Kutipan Pilihan —
Cari Persamaan, Jangan Terus Menerus Mencari Perbedaan

Mulailah mencari hal yang sama, Jangan mencari hal yang berbeda. Jangan menunggu perbedaan itu menyeruak menjadi sesuatu yang menggelisahkan baru kita ngobrol.
-Dodik Mariyanto-
Pengalaman kita dengan mertua, tentu berbeda, yang mengakibatkan sudut pandang dan kesukaan yang berbeda pula. Bagaimana jika kita mencukupkan untuk mencari perbedaan dan mulai mencari persamaan antara kita dan mertua untuk dilakukan bersama-sama?
Jika kita sedang belajar memasak dan mertua adalah seorang Ibu yang masakannya dirindukan suami, obrolan tentang resep-resep masakan ala Ibu mertua bisa membangun bonding menantu-mertua yang asik.

Data yang Diberikan —

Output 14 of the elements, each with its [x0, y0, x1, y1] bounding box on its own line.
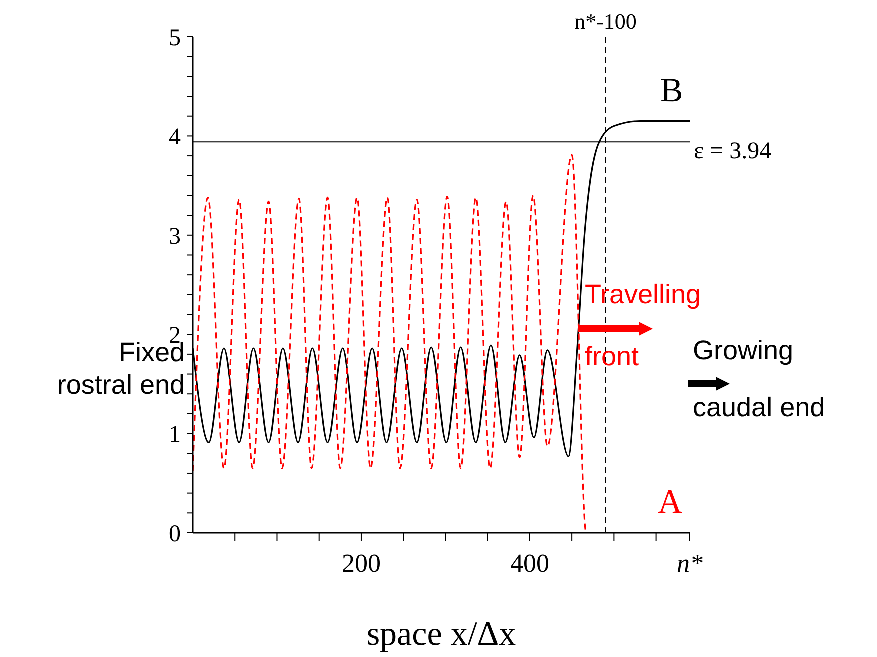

Hal yang Dikerjakan —
a) Ulangi kata demi kata bagian kutipan pilihan di atas, antara "Mulailah mencari hal" dan "menantu-mertua yang asik.", termasuk kedua bagian itu.
b) Buatlah ringkasan kutipan pilihan dalam dua kalimat.

Jawaban Tugas —
a)
Mulailah mencari hal yang sama, Jangan mencari hal yang berbeda. Jangan menunggu perbedaan itu menyeruak menjadi sesuatu yang menggelisahkan baru kita ngobrol.
-Dodik Mariyanto-
Pengalaman kita dengan mertua, tentu berbeda, yang mengakibatkan sudut pandang dan kesukaan yang berbeda pula. Bagaimana jika kita mencukupkan untuk mencari perbedaan dan mulai mencari persamaan antara kita dan mertua untuk dilakukan bersama-sama?
Jika kita sedang belajar memasak dan mertua adalah seorang Ibu yang masakannya dirindukan suami, obrolan tentang resep-resep masakan ala Ibu mertua bisa membangun bonding menantu-mertua yang asik.

b) Kutipan ini mengajak kita mencari hal yang sama alih-alih terus mencari perbedaan, dan tidak menunggu perbedaan menjadi sesuatu yang menggelisahkan baru kita mengobrol. Karena pengalaman dengan mertua memang berbeda, kita dapat mulai mencari persamaan untuk dilakukan bersama, misalnya mengobrol tentang resep masakan ibu mertua saat sedang belajar memasak agar terbangun ikatan menantu-mertua yang asyik.